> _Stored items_
┄┄┄┄┄┄┄┄┄┄┄┄┄┄┄┄┄┄┄┄

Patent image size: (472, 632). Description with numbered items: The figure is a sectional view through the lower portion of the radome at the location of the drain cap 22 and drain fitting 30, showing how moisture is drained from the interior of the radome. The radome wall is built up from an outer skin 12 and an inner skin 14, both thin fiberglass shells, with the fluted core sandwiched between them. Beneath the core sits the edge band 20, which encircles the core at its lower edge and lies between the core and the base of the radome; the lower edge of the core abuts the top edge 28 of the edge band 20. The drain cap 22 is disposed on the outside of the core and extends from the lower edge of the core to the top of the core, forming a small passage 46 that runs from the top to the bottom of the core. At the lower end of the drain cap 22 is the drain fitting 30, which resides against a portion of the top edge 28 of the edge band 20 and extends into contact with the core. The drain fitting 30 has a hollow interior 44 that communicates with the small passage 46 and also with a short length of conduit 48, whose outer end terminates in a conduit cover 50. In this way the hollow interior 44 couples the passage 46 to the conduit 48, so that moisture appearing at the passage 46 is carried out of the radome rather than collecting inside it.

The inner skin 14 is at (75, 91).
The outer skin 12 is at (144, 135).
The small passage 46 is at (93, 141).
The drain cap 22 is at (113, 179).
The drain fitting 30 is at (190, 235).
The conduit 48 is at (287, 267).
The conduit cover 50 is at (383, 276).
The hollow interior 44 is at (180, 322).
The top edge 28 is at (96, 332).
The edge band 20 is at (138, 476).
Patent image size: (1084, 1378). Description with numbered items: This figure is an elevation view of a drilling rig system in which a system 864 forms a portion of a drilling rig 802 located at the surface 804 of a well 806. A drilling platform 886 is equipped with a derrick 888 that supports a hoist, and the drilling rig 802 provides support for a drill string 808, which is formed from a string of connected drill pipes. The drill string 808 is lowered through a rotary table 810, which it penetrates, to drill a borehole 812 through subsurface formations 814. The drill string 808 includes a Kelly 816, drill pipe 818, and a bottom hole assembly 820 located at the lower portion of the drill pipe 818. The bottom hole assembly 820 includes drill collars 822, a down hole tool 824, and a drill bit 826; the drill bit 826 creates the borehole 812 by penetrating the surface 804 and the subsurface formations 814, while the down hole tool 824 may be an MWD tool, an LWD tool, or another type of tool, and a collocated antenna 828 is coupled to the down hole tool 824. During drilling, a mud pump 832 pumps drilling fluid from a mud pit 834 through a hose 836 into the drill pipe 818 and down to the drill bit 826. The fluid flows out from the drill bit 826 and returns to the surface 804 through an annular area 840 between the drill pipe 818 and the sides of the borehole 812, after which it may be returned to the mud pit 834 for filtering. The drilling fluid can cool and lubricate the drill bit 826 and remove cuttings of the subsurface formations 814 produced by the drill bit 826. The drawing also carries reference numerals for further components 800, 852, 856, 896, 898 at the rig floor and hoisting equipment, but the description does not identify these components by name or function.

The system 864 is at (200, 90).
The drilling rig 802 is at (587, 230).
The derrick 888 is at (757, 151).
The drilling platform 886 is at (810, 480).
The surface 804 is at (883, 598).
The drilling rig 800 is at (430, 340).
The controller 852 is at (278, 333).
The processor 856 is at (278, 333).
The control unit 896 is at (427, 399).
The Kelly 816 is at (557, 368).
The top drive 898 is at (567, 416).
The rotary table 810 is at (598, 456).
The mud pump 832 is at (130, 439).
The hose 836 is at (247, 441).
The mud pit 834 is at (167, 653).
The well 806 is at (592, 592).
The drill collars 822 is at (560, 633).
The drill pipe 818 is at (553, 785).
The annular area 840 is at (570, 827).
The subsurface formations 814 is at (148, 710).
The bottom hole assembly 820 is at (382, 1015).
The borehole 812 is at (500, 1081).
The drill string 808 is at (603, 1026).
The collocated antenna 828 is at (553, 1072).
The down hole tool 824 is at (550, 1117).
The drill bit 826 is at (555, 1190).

┄┄┄┄┄┄┄┄┄┄┄┄┄┄┄┄┄┄┄┄

> _Task to carry out_
Copy every one of the records above word for word, with nothing left out or changed.

> _Written answer_
Patent image size: (472, 632). Description with numbered items: The figure is a sectional view through the lower portion of the radome at the location of the drain cap 22 and drain fitting 30, showing how moisture is drained from the interior of the radome. The radome wall is built up from an outer skin 12 and an inner skin 14, both thin fiberglass shells, with the fluted core sandwiched between them. Beneath the core sits the edge band 20, which encircles the core at its lower edge and lies between the core and the base of the radome; the lower edge of the core abuts the top edge 28 of the edge band 20. The drain cap 22 is disposed on the outside of the core and extends from the lower edge of the core to the top of the core, forming a small passage 46 that runs from the top to the bottom of the core. At the lower end of the drain cap 22 is the drain fitting 30, which resides against a portion of the top edge 28 of the edge band 20 and extends into contact with the core. The drain fitting 30 has a hollow interior 44 that communicates with the small passage 46 and also with a short length of conduit 48, whose outer end terminates in a conduit cover 50. In this way the hollow interior 44 couples the passage 46 to the conduit 48, so that moisture appearing at the passage 46 is carried out of the radome rather than collecting inside it.

The inner skin 14 is at (75, 91).
The outer skin 12 is at (144, 135).
The small passage 46 is at (93, 141).
The drain cap 22 is at (113, 179).
The drain fitting 30 is at (190, 235).
The conduit 48 is at (287, 267).
The conduit cover 50 is at (383, 276).
The hollow interior 44 is at (180, 322).
The top edge 28 is at (96, 332).
The edge band 20 is at (138, 476).
Patent image size: (1084, 1378). Description with numbered items: This figure is an elevation view of a drilling rig system in which a system 864 forms a portion of a drilling rig 802 located at the surface 804 of a well 806. A drilling platform 886 is equipped with a derrick 888 that supports a hoist, and the drilling rig 802 provides support for a drill string 808, which is formed from a string of connected drill pipes. The drill string 808 is lowered through a rotary table 810, which it penetrates, to drill a borehole 812 through subsurface formations 814. The drill string 808 includes a Kelly 816, drill pipe 818, and a bottom hole assembly 820 located at the lower portion of the drill pipe 818. The bottom hole assembly 820 includes drill collars 822, a down hole tool 824, and a drill bit 826; the drill bit 826 creates the borehole 812 by penetrating the surface 804 and the subsurface formations 814, while the down hole tool 824 may be an MWD tool, an LWD tool, or another type of tool, and a collocated antenna 828 is coupled to the down hole tool 824. During drilling, a mud pump 832 pumps drilling fluid from a mud pit 834 through a hose 836 into the drill pipe 818 and down to the drill bit 826. The fluid flows out from the drill bit 826 and returns to the surface 804 through an annular area 840 between the drill pipe 818 and the sides of the borehole 812, after which it may be returned to the mud pit 834 for filtering. The drilling fluid can cool and lubricate the drill bit 826 and remove cuttings of the subsurface formations 814 produced by the drill bit 826. The drawing also carries reference numerals for further components 800, 852, 856, 896, 898 at the rig floor and hoisting equipment, but the description does not identify these components by name or function.

The system 864 is at (200, 90).
The drilling rig 802 is at (587, 230).
The derrick 888 is at (757, 151).
The drilling platform 886 is at (810, 480).
The surface 804 is at (883, 598).
The drilling rig 800 is at (430, 340).
The controller 852 is at (278, 333).
The processor 856 is at (278, 333).
The control unit 896 is at (427, 399).
The Kelly 816 is at (557, 368).
The top drive 898 is at (567, 416).
The rotary table 810 is at (598, 456).
The mud pump 832 is at (130, 439).
The hose 836 is at (247, 441).
The mud pit 834 is at (167, 653).
The well 806 is at (592, 592).
The drill collars 822 is at (560, 633).
The drill pipe 818 is at (553, 785).
The annular area 840 is at (570, 827).
The subsurface formations 814 is at (148, 710).
The bottom hole assembly 820 is at (382, 1015).
The borehole 812 is at (500, 1081).
The drill string 808 is at (603, 1026).
The collocated antenna 828 is at (553, 1072).
The down hole tool 824 is at (550, 1117).
The drill bit 826 is at (555, 1190).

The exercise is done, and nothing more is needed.